Set down each entry exactly as given; pictures should not appear in the copy.
* BEGIN DATASET ENTRIES *
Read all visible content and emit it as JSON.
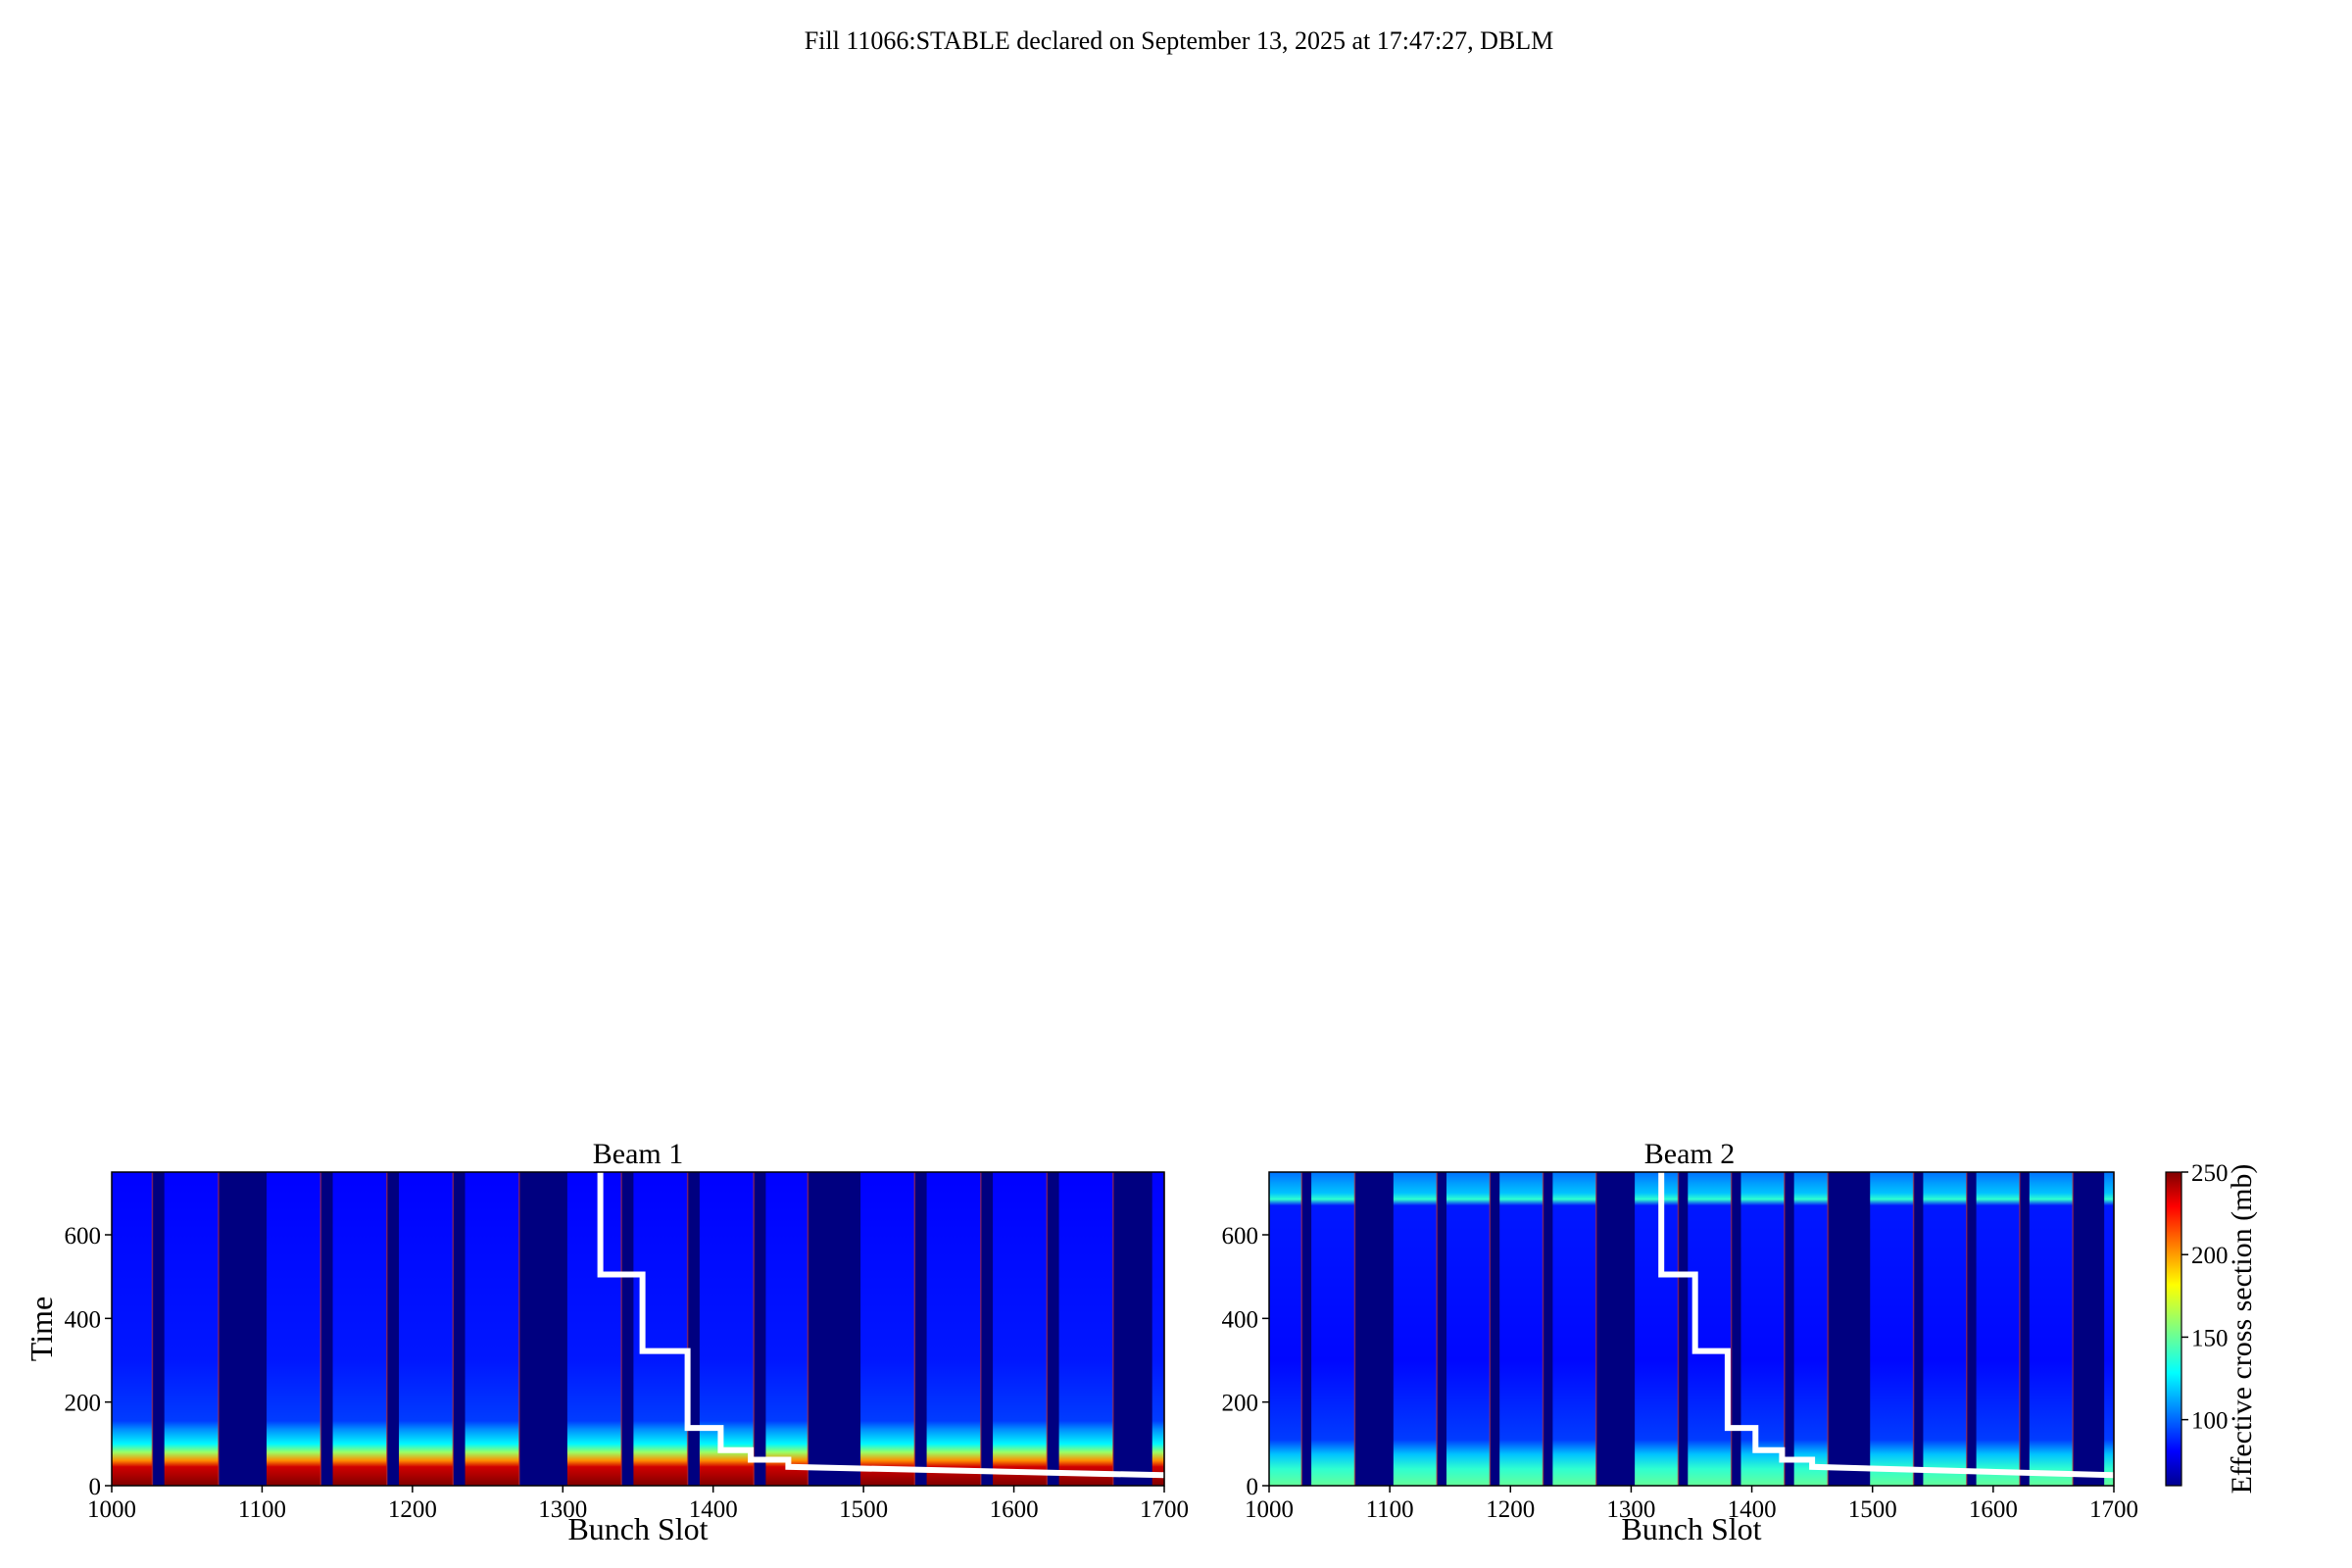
{
  "figure": {
    "suptitle": "Fill 11066:STABLE declared on September 13, 2025 at 17:47:27, DBLM"
  },
  "colorbar": {
    "label": "Effective cross section (mb)",
    "colormap": "jet",
    "range": [
      60,
      250
    ],
    "ticks": [
      100,
      150,
      200,
      250
    ]
  },
  "chart_data": [
    {
      "type": "heatmap",
      "title": "Beam 1",
      "xlabel": "Bunch Slot",
      "ylabel": "Time",
      "xlim": [
        1000,
        1700
      ],
      "ylim": [
        0,
        750
      ],
      "xticks": [
        1000,
        1100,
        1200,
        1300,
        1400,
        1500,
        1600,
        1700
      ],
      "yticks": [
        0,
        200,
        400,
        600
      ],
      "trains": [
        {
          "start": 1000,
          "end": 1027
        },
        {
          "start": 1035,
          "end": 1071
        },
        {
          "start": 1103,
          "end": 1139
        },
        {
          "start": 1147,
          "end": 1183
        },
        {
          "start": 1191,
          "end": 1227
        },
        {
          "start": 1235,
          "end": 1271
        },
        {
          "start": 1303,
          "end": 1339
        },
        {
          "start": 1347,
          "end": 1383
        },
        {
          "start": 1391,
          "end": 1427
        },
        {
          "start": 1435,
          "end": 1463
        },
        {
          "start": 1498,
          "end": 1534
        },
        {
          "start": 1542,
          "end": 1578
        },
        {
          "start": 1586,
          "end": 1622
        },
        {
          "start": 1630,
          "end": 1666
        },
        {
          "start": 1692,
          "end": 1700
        }
      ],
      "profile": [
        {
          "t": 0,
          "value": 250
        },
        {
          "t": 45,
          "value": 235
        },
        {
          "t": 60,
          "value": 200
        },
        {
          "t": 80,
          "value": 160
        },
        {
          "t": 100,
          "value": 130
        },
        {
          "t": 135,
          "value": 110
        },
        {
          "t": 155,
          "value": 95
        },
        {
          "t": 300,
          "value": 88
        },
        {
          "t": 750,
          "value": 84
        }
      ],
      "line": {
        "x": [
          1325,
          1325,
          1353,
          1353,
          1383,
          1383,
          1405,
          1405,
          1425,
          1425,
          1450,
          1450,
          1700
        ],
        "y": [
          750,
          505,
          505,
          322,
          322,
          138,
          138,
          85,
          85,
          62,
          62,
          45,
          25
        ]
      }
    },
    {
      "type": "heatmap",
      "title": "Beam 2",
      "xlabel": "Bunch Slot",
      "ylabel": "",
      "xlim": [
        1000,
        1700
      ],
      "ylim": [
        0,
        750
      ],
      "xticks": [
        1000,
        1100,
        1200,
        1300,
        1400,
        1500,
        1600,
        1700
      ],
      "yticks": [
        0,
        200,
        400,
        600
      ],
      "trains": [
        {
          "start": 1000,
          "end": 1027
        },
        {
          "start": 1035,
          "end": 1071
        },
        {
          "start": 1103,
          "end": 1139
        },
        {
          "start": 1147,
          "end": 1183
        },
        {
          "start": 1191,
          "end": 1227
        },
        {
          "start": 1235,
          "end": 1271
        },
        {
          "start": 1303,
          "end": 1339
        },
        {
          "start": 1347,
          "end": 1383
        },
        {
          "start": 1391,
          "end": 1427
        },
        {
          "start": 1435,
          "end": 1463
        },
        {
          "start": 1498,
          "end": 1534
        },
        {
          "start": 1542,
          "end": 1578
        },
        {
          "start": 1586,
          "end": 1622
        },
        {
          "start": 1630,
          "end": 1666
        },
        {
          "start": 1692,
          "end": 1700
        }
      ],
      "profile": [
        {
          "t": 0,
          "value": 150
        },
        {
          "t": 40,
          "value": 140
        },
        {
          "t": 75,
          "value": 120
        },
        {
          "t": 110,
          "value": 95
        },
        {
          "t": 300,
          "value": 85
        },
        {
          "t": 670,
          "value": 88
        },
        {
          "t": 685,
          "value": 140
        },
        {
          "t": 700,
          "value": 120
        },
        {
          "t": 750,
          "value": 105
        }
      ],
      "line": {
        "x": [
          1325,
          1325,
          1353,
          1353,
          1380,
          1380,
          1403,
          1403,
          1425,
          1425,
          1450,
          1450,
          1700
        ],
        "y": [
          750,
          505,
          505,
          322,
          322,
          138,
          138,
          85,
          85,
          62,
          62,
          45,
          25
        ]
      }
    }
  ]
}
* END DATASET ENTRIES *
— REPLY TO THE EXERCISE —
Read all visible content and emit it as JSON.
{
  "figure": {
    "suptitle": "Fill 11066:STABLE declared on September 13, 2025 at 17:47:27, DBLM"
  },
  "colorbar": {
    "label": "Effective cross section (mb)",
    "colormap": "jet",
    "range": [
      60,
      250
    ],
    "ticks": [
      100,
      150,
      200,
      250
    ]
  },
  "chart_data": [
    {
      "type": "heatmap",
      "title": "Beam 1",
      "xlabel": "Bunch Slot",
      "ylabel": "Time",
      "xlim": [
        1000,
        1700
      ],
      "ylim": [
        0,
        750
      ],
      "xticks": [
        1000,
        1100,
        1200,
        1300,
        1400,
        1500,
        1600,
        1700
      ],
      "yticks": [
        0,
        200,
        400,
        600
      ],
      "trains": [
        {
          "start": 1000,
          "end": 1027
        },
        {
          "start": 1035,
          "end": 1071
        },
        {
          "start": 1103,
          "end": 1139
        },
        {
          "start": 1147,
          "end": 1183
        },
        {
          "start": 1191,
          "end": 1227
        },
        {
          "start": 1235,
          "end": 1271
        },
        {
          "start": 1303,
          "end": 1339
        },
        {
          "start": 1347,
          "end": 1383
        },
        {
          "start": 1391,
          "end": 1427
        },
        {
          "start": 1435,
          "end": 1463
        },
        {
          "start": 1498,
          "end": 1534
        },
        {
          "start": 1542,
          "end": 1578
        },
        {
          "start": 1586,
          "end": 1622
        },
        {
          "start": 1630,
          "end": 1666
        },
        {
          "start": 1692,
          "end": 1700
        }
      ],
      "profile": [
        {
          "t": 0,
          "value": 250
        },
        {
          "t": 45,
          "value": 235
        },
        {
          "t": 60,
          "value": 200
        },
        {
          "t": 80,
          "value": 160
        },
        {
          "t": 100,
          "value": 130
        },
        {
          "t": 135,
          "value": 110
        },
        {
          "t": 155,
          "value": 95
        },
        {
          "t": 300,
          "value": 88
        },
        {
          "t": 750,
          "value": 84
        }
      ],
      "line": {
        "x": [
          1325,
          1325,
          1353,
          1353,
          1383,
          1383,
          1405,
          1405,
          1425,
          1425,
          1450,
          1450,
          1700
        ],
        "y": [
          750,
          505,
          505,
          322,
          322,
          138,
          138,
          85,
          85,
          62,
          62,
          45,
          25
        ]
      }
    },
    {
      "type": "heatmap",
      "title": "Beam 2",
      "xlabel": "Bunch Slot",
      "ylabel": "",
      "xlim": [
        1000,
        1700
      ],
      "ylim": [
        0,
        750
      ],
      "xticks": [
        1000,
        1100,
        1200,
        1300,
        1400,
        1500,
        1600,
        1700
      ],
      "yticks": [
        0,
        200,
        400,
        600
      ],
      "trains": [
        {
          "start": 1000,
          "end": 1027
        },
        {
          "start": 1035,
          "end": 1071
        },
        {
          "start": 1103,
          "end": 1139
        },
        {
          "start": 1147,
          "end": 1183
        },
        {
          "start": 1191,
          "end": 1227
        },
        {
          "start": 1235,
          "end": 1271
        },
        {
          "start": 1303,
          "end": 1339
        },
        {
          "start": 1347,
          "end": 1383
        },
        {
          "start": 1391,
          "end": 1427
        },
        {
          "start": 1435,
          "end": 1463
        },
        {
          "start": 1498,
          "end": 1534
        },
        {
          "start": 1542,
          "end": 1578
        },
        {
          "start": 1586,
          "end": 1622
        },
        {
          "start": 1630,
          "end": 1666
        },
        {
          "start": 1692,
          "end": 1700
        }
      ],
      "profile": [
        {
          "t": 0,
          "value": 150
        },
        {
          "t": 40,
          "value": 140
        },
        {
          "t": 75,
          "value": 120
        },
        {
          "t": 110,
          "value": 95
        },
        {
          "t": 300,
          "value": 85
        },
        {
          "t": 670,
          "value": 88
        },
        {
          "t": 685,
          "value": 140
        },
        {
          "t": 700,
          "value": 120
        },
        {
          "t": 750,
          "value": 105
        }
      ],
      "line": {
        "x": [
          1325,
          1325,
          1353,
          1353,
          1380,
          1380,
          1403,
          1403,
          1425,
          1425,
          1450,
          1450,
          1700
        ],
        "y": [
          750,
          505,
          505,
          322,
          322,
          138,
          138,
          85,
          85,
          62,
          62,
          45,
          25
        ]
      }
    }
  ]
}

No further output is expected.